*SHORT TASK*. Write out all of the lines below, exactly and completely.

-------- DATA EXCERPTS --------

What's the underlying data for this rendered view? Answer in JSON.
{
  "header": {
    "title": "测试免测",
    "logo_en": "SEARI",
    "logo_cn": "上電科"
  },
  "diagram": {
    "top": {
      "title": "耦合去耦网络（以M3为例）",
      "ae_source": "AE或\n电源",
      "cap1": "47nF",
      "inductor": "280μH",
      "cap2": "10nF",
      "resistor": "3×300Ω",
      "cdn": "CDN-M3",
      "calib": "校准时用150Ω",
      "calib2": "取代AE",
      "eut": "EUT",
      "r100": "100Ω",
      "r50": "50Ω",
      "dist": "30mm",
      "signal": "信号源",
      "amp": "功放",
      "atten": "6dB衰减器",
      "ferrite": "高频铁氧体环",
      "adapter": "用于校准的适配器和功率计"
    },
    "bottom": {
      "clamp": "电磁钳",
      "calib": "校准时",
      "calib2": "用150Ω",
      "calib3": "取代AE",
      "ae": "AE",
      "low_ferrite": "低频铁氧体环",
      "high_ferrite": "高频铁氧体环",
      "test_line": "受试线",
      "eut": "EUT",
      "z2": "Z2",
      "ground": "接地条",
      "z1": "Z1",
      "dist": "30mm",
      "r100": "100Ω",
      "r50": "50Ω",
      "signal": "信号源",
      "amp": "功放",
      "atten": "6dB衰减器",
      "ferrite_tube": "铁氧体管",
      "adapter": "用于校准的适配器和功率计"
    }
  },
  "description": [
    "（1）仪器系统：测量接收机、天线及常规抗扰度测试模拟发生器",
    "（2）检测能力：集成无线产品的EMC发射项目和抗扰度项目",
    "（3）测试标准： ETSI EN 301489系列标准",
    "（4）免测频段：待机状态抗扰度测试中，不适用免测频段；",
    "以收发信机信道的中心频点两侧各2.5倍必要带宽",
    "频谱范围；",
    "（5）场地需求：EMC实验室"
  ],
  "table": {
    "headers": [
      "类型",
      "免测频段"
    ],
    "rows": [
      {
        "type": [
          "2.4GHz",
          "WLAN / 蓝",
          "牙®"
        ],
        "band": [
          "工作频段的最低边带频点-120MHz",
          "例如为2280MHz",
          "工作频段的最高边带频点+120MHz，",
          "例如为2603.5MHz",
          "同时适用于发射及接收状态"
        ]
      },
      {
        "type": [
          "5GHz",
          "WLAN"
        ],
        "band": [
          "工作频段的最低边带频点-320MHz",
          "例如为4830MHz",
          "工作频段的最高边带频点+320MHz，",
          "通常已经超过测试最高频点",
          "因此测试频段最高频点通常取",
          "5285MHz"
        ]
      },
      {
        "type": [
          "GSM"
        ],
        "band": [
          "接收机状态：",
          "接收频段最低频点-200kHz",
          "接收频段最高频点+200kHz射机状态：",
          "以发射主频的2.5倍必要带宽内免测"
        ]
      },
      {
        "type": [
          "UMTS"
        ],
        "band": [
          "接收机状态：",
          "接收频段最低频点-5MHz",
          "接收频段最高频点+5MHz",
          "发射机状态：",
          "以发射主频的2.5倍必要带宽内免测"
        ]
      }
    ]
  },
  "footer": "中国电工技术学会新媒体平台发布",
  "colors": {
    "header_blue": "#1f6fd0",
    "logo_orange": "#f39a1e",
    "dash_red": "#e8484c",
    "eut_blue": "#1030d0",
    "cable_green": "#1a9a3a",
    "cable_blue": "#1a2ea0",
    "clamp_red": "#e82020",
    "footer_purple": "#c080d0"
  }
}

--------

*THE ANSWER*.
What's the underlying data for this rendered view? Answer in JSON.
{
  "header": {
    "title": "测试免测",
    "logo_en": "SEARI",
    "logo_cn": "上電科"
  },
  "diagram": {
    "top": {
      "title": "耦合去耦网络（以M3为例）",
      "ae_source": "AE或\n电源",
      "cap1": "47nF",
      "inductor": "280μH",
      "cap2": "10nF",
      "resistor": "3×300Ω",
      "cdn": "CDN-M3",
      "calib": "校准时用150Ω",
      "calib2": "取代AE",
      "eut": "EUT",
      "r100": "100Ω",
      "r50": "50Ω",
      "dist": "30mm",
      "signal": "信号源",
      "amp": "功放",
      "atten": "6dB衰减器",
      "ferrite": "高频铁氧体环",
      "adapter": "用于校准的适配器和功率计"
    },
    "bottom": {
      "clamp": "电磁钳",
      "calib": "校准时",
      "calib2": "用150Ω",
      "calib3": "取代AE",
      "ae": "AE",
      "low_ferrite": "低频铁氧体环",
      "high_ferrite": "高频铁氧体环",
      "test_line": "受试线",
      "eut": "EUT",
      "z2": "Z2",
      "ground": "接地条",
      "z1": "Z1",
      "dist": "30mm",
      "r100": "100Ω",
      "r50": "50Ω",
      "signal": "信号源",
      "amp": "功放",
      "atten": "6dB衰减器",
      "ferrite_tube": "铁氧体管",
      "adapter": "用于校准的适配器和功率计"
    }
  },
  "description": [
    "（1）仪器系统：测量接收机、天线及常规抗扰度测试模拟发生器",
    "（2）检测能力：集成无线产品的EMC发射项目和抗扰度项目",
    "（3）测试标准： ETSI EN 301489系列标准",
    "（4）免测频段：待机状态抗扰度测试中，不适用免测频段；",
    "以收发信机信道的中心频点两侧各2.5倍必要带宽",
    "频谱范围；",
    "（5）场地需求：EMC实验室"
  ],
  "table": {
    "headers": [
      "类型",
      "免测频段"
    ],
    "rows": [
      {
        "type": [
          "2.4GHz",
          "WLAN / 蓝",
          "牙®"
        ],
        "band": [
          "工作频段的最低边带频点-120MHz",
          "例如为2280MHz",
          "工作频段的最高边带频点+120MHz，",
          "例如为2603.5MHz",
          "同时适用于发射及接收状态"
        ]
      },
      {
        "type": [
          "5GHz",
          "WLAN"
        ],
        "band": [
          "工作频段的最低边带频点-320MHz",
          "例如为4830MHz",
          "工作频段的最高边带频点+320MHz，",
          "通常已经超过测试最高频点",
          "因此测试频段最高频点通常取",
          "5285MHz"
        ]
      },
      {
        "type": [
          "GSM"
        ],
        "band": [
          "接收机状态：",
          "接收频段最低频点-200kHz",
          "接收频段最高频点+200kHz射机状态：",
          "以发射主频的2.5倍必要带宽内免测"
        ]
      },
      {
        "type": [
          "UMTS"
        ],
        "band": [
          "接收机状态：",
          "接收频段最低频点-5MHz",
          "接收频段最高频点+5MHz",
          "发射机状态：",
          "以发射主频的2.5倍必要带宽内免测"
        ]
      }
    ]
  },
  "footer": "中国电工技术学会新媒体平台发布",
  "colors": {
    "header_blue": "#1f6fd0",
    "logo_orange": "#f39a1e",
    "dash_red": "#e8484c",
    "eut_blue": "#1030d0",
    "cable_green": "#1a9a3a",
    "cable_blue": "#1a2ea0",
    "clamp_red": "#e82020",
    "footer_purple": "#c080d0"
  }
}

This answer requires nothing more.